* _STATED GOAL_: Check every line below for the string "STREET", and copy the lines that contain it.

* _RECORD SET_:
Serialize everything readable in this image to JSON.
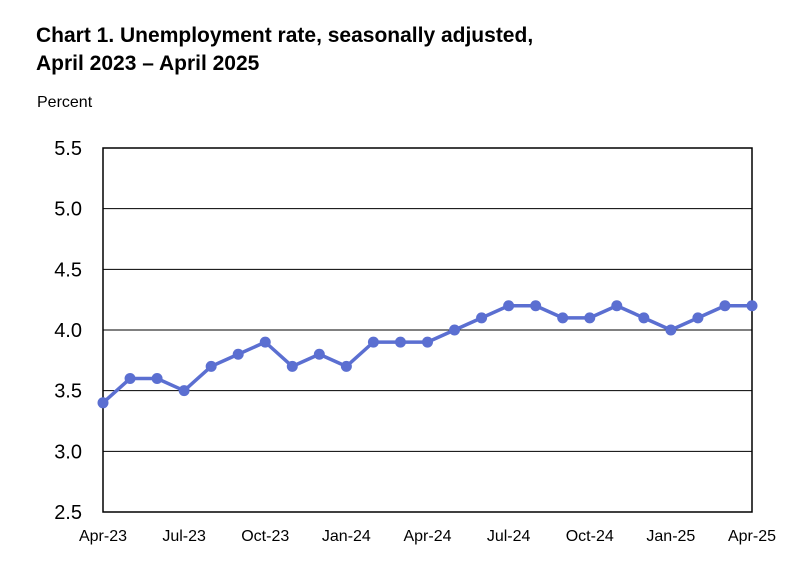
{
  "chart_data": {
    "type": "line",
    "title": "Chart 1. Unemployment rate, seasonally adjusted,",
    "subtitle": "April 2023 – April 2025",
    "ylabel": "Percent",
    "xlabel": "",
    "ylim": [
      2.5,
      5.5
    ],
    "yticks": [
      "5.5",
      "5.0",
      "4.5",
      "4.0",
      "3.5",
      "3.0",
      "2.5"
    ],
    "xtick_labels": [
      "Apr-23",
      "Jul-23",
      "Oct-23",
      "Jan-24",
      "Apr-24",
      "Jul-24",
      "Oct-24",
      "Jan-25",
      "Apr-25"
    ],
    "x": [
      "Apr-23",
      "May-23",
      "Jun-23",
      "Jul-23",
      "Aug-23",
      "Sep-23",
      "Oct-23",
      "Nov-23",
      "Dec-23",
      "Jan-24",
      "Feb-24",
      "Mar-24",
      "Apr-24",
      "May-24",
      "Jun-24",
      "Jul-24",
      "Aug-24",
      "Sep-24",
      "Oct-24",
      "Nov-24",
      "Dec-24",
      "Jan-25",
      "Feb-25",
      "Mar-25",
      "Apr-25"
    ],
    "series": [
      {
        "values": [
          3.4,
          3.6,
          3.6,
          3.5,
          3.7,
          3.8,
          3.9,
          3.7,
          3.8,
          3.7,
          3.9,
          3.9,
          3.9,
          4.0,
          4.1,
          4.2,
          4.2,
          4.1,
          4.1,
          4.2,
          4.1,
          4.0,
          4.1,
          4.2,
          4.2
        ]
      }
    ],
    "line_color": "#5b6fd1",
    "grid": true
  }
}
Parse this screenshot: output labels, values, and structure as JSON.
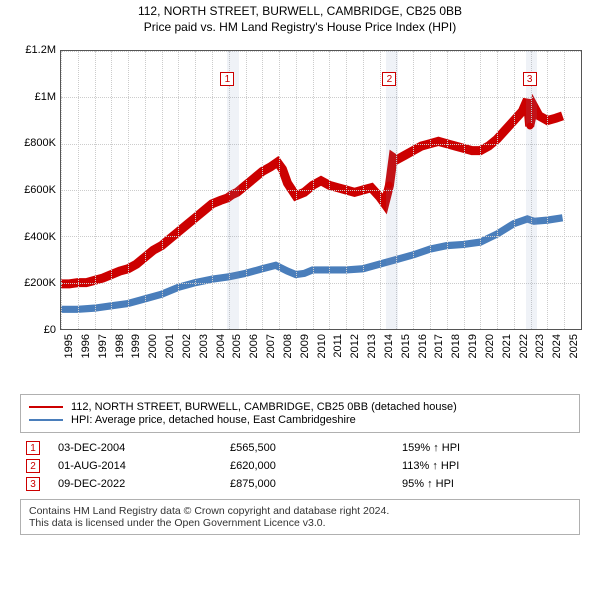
{
  "title_line1": "112, NORTH STREET, BURWELL, CAMBRIDGE, CB25 0BB",
  "title_line2": "Price paid vs. HM Land Registry's House Price Index (HPI)",
  "chart": {
    "type": "line",
    "x_start": 1995,
    "x_end": 2026,
    "y_min": 0,
    "y_max": 1200000,
    "y_tick_step": 200000,
    "y_tick_labels": [
      "£0",
      "£200K",
      "£400K",
      "£600K",
      "£800K",
      "£1M",
      "£1.2M"
    ],
    "x_ticks": [
      1995,
      1996,
      1997,
      1998,
      1999,
      2000,
      2001,
      2002,
      2003,
      2004,
      2005,
      2006,
      2007,
      2008,
      2009,
      2010,
      2011,
      2012,
      2013,
      2014,
      2015,
      2016,
      2017,
      2018,
      2019,
      2020,
      2021,
      2022,
      2023,
      2024,
      2025
    ],
    "grid_color": "#cccccc",
    "bands": [
      {
        "start": 2004.9,
        "end": 2005.6
      },
      {
        "start": 2014.4,
        "end": 2015.1
      },
      {
        "start": 2022.7,
        "end": 2023.4
      }
    ],
    "series": [
      {
        "name": "price_paid",
        "color": "#cc0000",
        "width": 1.5,
        "points": [
          [
            1995.0,
            195000
          ],
          [
            1995.5,
            195000
          ],
          [
            1996.0,
            200000
          ],
          [
            1996.5,
            200000
          ],
          [
            1997.0,
            210000
          ],
          [
            1997.5,
            220000
          ],
          [
            1998.0,
            235000
          ],
          [
            1998.5,
            250000
          ],
          [
            1999.0,
            260000
          ],
          [
            1999.5,
            280000
          ],
          [
            2000.0,
            310000
          ],
          [
            2000.5,
            340000
          ],
          [
            2001.0,
            360000
          ],
          [
            2001.5,
            390000
          ],
          [
            2002.0,
            420000
          ],
          [
            2002.5,
            450000
          ],
          [
            2003.0,
            480000
          ],
          [
            2003.5,
            510000
          ],
          [
            2004.0,
            540000
          ],
          [
            2004.5,
            555000
          ],
          [
            2004.92,
            565500
          ],
          [
            2005.2,
            580000
          ],
          [
            2005.5,
            590000
          ],
          [
            2006.0,
            620000
          ],
          [
            2006.5,
            650000
          ],
          [
            2007.0,
            680000
          ],
          [
            2007.5,
            700000
          ],
          [
            2007.9,
            720000
          ],
          [
            2008.2,
            690000
          ],
          [
            2008.5,
            630000
          ],
          [
            2009.0,
            575000
          ],
          [
            2009.5,
            590000
          ],
          [
            2010.0,
            620000
          ],
          [
            2010.5,
            640000
          ],
          [
            2011.0,
            620000
          ],
          [
            2011.5,
            610000
          ],
          [
            2012.0,
            600000
          ],
          [
            2012.5,
            590000
          ],
          [
            2013.0,
            600000
          ],
          [
            2013.5,
            610000
          ],
          [
            2014.0,
            570000
          ],
          [
            2014.3,
            540000
          ],
          [
            2014.58,
            620000
          ],
          [
            2014.8,
            740000
          ],
          [
            2015.0,
            730000
          ],
          [
            2015.5,
            750000
          ],
          [
            2016.0,
            770000
          ],
          [
            2016.5,
            790000
          ],
          [
            2017.0,
            800000
          ],
          [
            2017.5,
            810000
          ],
          [
            2018.0,
            800000
          ],
          [
            2018.5,
            790000
          ],
          [
            2019.0,
            780000
          ],
          [
            2019.5,
            770000
          ],
          [
            2020.0,
            770000
          ],
          [
            2020.5,
            790000
          ],
          [
            2021.0,
            820000
          ],
          [
            2021.5,
            860000
          ],
          [
            2022.0,
            900000
          ],
          [
            2022.5,
            940000
          ],
          [
            2022.8,
            990000
          ],
          [
            2022.94,
            875000
          ],
          [
            2023.2,
            960000
          ],
          [
            2023.5,
            920000
          ],
          [
            2024.0,
            900000
          ],
          [
            2024.5,
            910000
          ],
          [
            2024.9,
            920000
          ]
        ]
      },
      {
        "name": "hpi",
        "color": "#4a7ebb",
        "width": 1.2,
        "points": [
          [
            1995.0,
            85000
          ],
          [
            1996.0,
            85000
          ],
          [
            1997.0,
            90000
          ],
          [
            1998.0,
            100000
          ],
          [
            1999.0,
            110000
          ],
          [
            2000.0,
            130000
          ],
          [
            2001.0,
            150000
          ],
          [
            2002.0,
            180000
          ],
          [
            2003.0,
            200000
          ],
          [
            2004.0,
            215000
          ],
          [
            2005.0,
            225000
          ],
          [
            2006.0,
            240000
          ],
          [
            2007.0,
            260000
          ],
          [
            2007.8,
            275000
          ],
          [
            2008.5,
            250000
          ],
          [
            2009.0,
            235000
          ],
          [
            2009.5,
            240000
          ],
          [
            2010.0,
            255000
          ],
          [
            2011.0,
            255000
          ],
          [
            2012.0,
            255000
          ],
          [
            2013.0,
            260000
          ],
          [
            2014.0,
            280000
          ],
          [
            2015.0,
            300000
          ],
          [
            2016.0,
            320000
          ],
          [
            2017.0,
            345000
          ],
          [
            2018.0,
            360000
          ],
          [
            2019.0,
            365000
          ],
          [
            2020.0,
            375000
          ],
          [
            2021.0,
            410000
          ],
          [
            2022.0,
            455000
          ],
          [
            2022.8,
            475000
          ],
          [
            2023.2,
            465000
          ],
          [
            2024.0,
            470000
          ],
          [
            2024.9,
            480000
          ]
        ]
      }
    ],
    "sale_markers": [
      {
        "n": "1",
        "x": 2004.92,
        "y": 565500,
        "box_y": 1080000
      },
      {
        "n": "2",
        "x": 2014.58,
        "y": 620000,
        "box_y": 1080000
      },
      {
        "n": "3",
        "x": 2022.94,
        "y": 875000,
        "box_y": 1080000
      }
    ]
  },
  "legend": {
    "series1": {
      "color": "#cc0000",
      "label": "112, NORTH STREET, BURWELL, CAMBRIDGE, CB25 0BB (detached house)"
    },
    "series2": {
      "color": "#4a7ebb",
      "label": "HPI: Average price, detached house, East Cambridgeshire"
    }
  },
  "sales": [
    {
      "n": "1",
      "date": "03-DEC-2004",
      "price": "£565,500",
      "delta": "159% ↑ HPI"
    },
    {
      "n": "2",
      "date": "01-AUG-2014",
      "price": "£620,000",
      "delta": "113% ↑ HPI"
    },
    {
      "n": "3",
      "date": "09-DEC-2022",
      "price": "£875,000",
      "delta": "95% ↑ HPI"
    }
  ],
  "footer_line1": "Contains HM Land Registry data © Crown copyright and database right 2024.",
  "footer_line2": "This data is licensed under the Open Government Licence v3.0."
}
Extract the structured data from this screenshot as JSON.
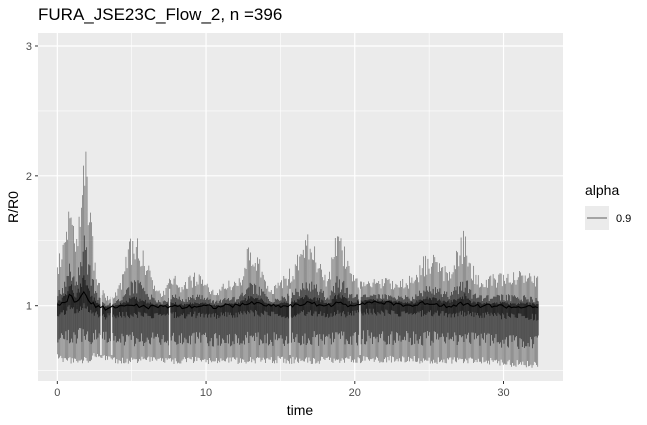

* _SOLUTION TO THE PROBLEM_:
  "title_line1": "112, NORTH STREET, BURWELL, CAMBRIDGE, CB25 0BB",
      "label": "112, NORTH STREET, BURWELL, CAMBRIDGE, CB25 0BB (detached house)"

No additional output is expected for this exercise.